■ DO THIS: Retype all of the listing exactly, passing over any picture you find.

## BEGIN MATERIAL PROVIDED

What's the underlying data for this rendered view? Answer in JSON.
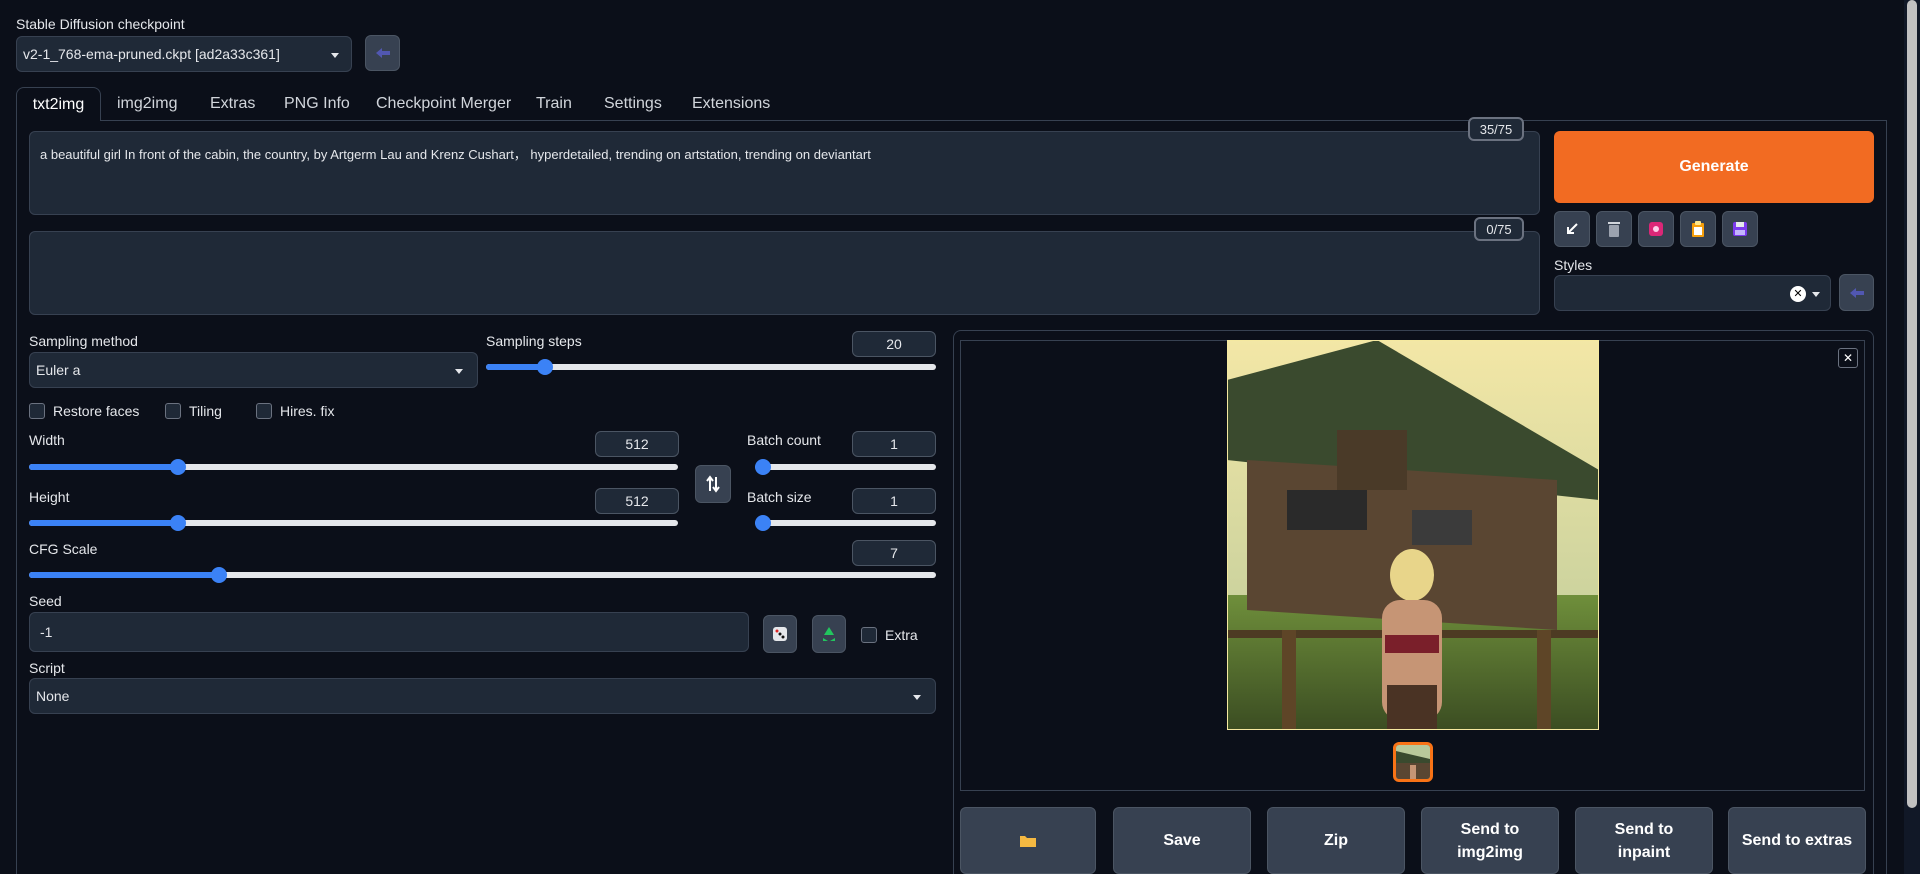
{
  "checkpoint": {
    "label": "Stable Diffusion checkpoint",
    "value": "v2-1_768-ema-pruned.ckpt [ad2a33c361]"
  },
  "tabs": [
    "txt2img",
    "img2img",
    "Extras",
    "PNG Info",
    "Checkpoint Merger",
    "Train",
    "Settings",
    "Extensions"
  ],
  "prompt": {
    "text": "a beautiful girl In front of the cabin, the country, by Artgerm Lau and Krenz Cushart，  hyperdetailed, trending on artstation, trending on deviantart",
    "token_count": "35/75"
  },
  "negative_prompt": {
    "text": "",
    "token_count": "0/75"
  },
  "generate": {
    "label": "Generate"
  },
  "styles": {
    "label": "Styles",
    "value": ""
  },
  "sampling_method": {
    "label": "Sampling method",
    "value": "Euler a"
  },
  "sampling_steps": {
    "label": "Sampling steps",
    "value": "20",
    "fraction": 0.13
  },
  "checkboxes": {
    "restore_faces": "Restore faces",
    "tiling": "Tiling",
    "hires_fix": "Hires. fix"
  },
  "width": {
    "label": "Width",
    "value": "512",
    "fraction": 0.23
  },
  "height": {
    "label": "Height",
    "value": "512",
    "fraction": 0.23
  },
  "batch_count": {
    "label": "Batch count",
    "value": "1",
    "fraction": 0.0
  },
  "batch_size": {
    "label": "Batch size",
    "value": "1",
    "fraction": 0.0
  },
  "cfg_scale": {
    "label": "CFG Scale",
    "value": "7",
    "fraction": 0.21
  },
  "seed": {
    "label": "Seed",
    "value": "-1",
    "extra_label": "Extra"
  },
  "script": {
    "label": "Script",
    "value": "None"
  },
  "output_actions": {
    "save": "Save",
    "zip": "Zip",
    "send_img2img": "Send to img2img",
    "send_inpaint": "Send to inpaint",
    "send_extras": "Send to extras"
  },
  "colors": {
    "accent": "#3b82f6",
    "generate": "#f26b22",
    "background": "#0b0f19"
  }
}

## END MATERIAL PROVIDED

■ EXERCISE RESPONSE:
What's the underlying data for this rendered view? Answer in JSON.
{
  "checkpoint": {
    "label": "Stable Diffusion checkpoint",
    "value": "v2-1_768-ema-pruned.ckpt [ad2a33c361]"
  },
  "tabs": [
    "txt2img",
    "img2img",
    "Extras",
    "PNG Info",
    "Checkpoint Merger",
    "Train",
    "Settings",
    "Extensions"
  ],
  "prompt": {
    "text": "a beautiful girl In front of the cabin, the country, by Artgerm Lau and Krenz Cushart，  hyperdetailed, trending on artstation, trending on deviantart",
    "token_count": "35/75"
  },
  "negative_prompt": {
    "text": "",
    "token_count": "0/75"
  },
  "generate": {
    "label": "Generate"
  },
  "styles": {
    "label": "Styles",
    "value": ""
  },
  "sampling_method": {
    "label": "Sampling method",
    "value": "Euler a"
  },
  "sampling_steps": {
    "label": "Sampling steps",
    "value": "20",
    "fraction": 0.13
  },
  "checkboxes": {
    "restore_faces": "Restore faces",
    "tiling": "Tiling",
    "hires_fix": "Hires. fix"
  },
  "width": {
    "label": "Width",
    "value": "512",
    "fraction": 0.23
  },
  "height": {
    "label": "Height",
    "value": "512",
    "fraction": 0.23
  },
  "batch_count": {
    "label": "Batch count",
    "value": "1",
    "fraction": 0.0
  },
  "batch_size": {
    "label": "Batch size",
    "value": "1",
    "fraction": 0.0
  },
  "cfg_scale": {
    "label": "CFG Scale",
    "value": "7",
    "fraction": 0.21
  },
  "seed": {
    "label": "Seed",
    "value": "-1",
    "extra_label": "Extra"
  },
  "script": {
    "label": "Script",
    "value": "None"
  },
  "output_actions": {
    "save": "Save",
    "zip": "Zip",
    "send_img2img": "Send to img2img",
    "send_inpaint": "Send to inpaint",
    "send_extras": "Send to extras"
  },
  "colors": {
    "accent": "#3b82f6",
    "generate": "#f26b22",
    "background": "#0b0f19"
  }
}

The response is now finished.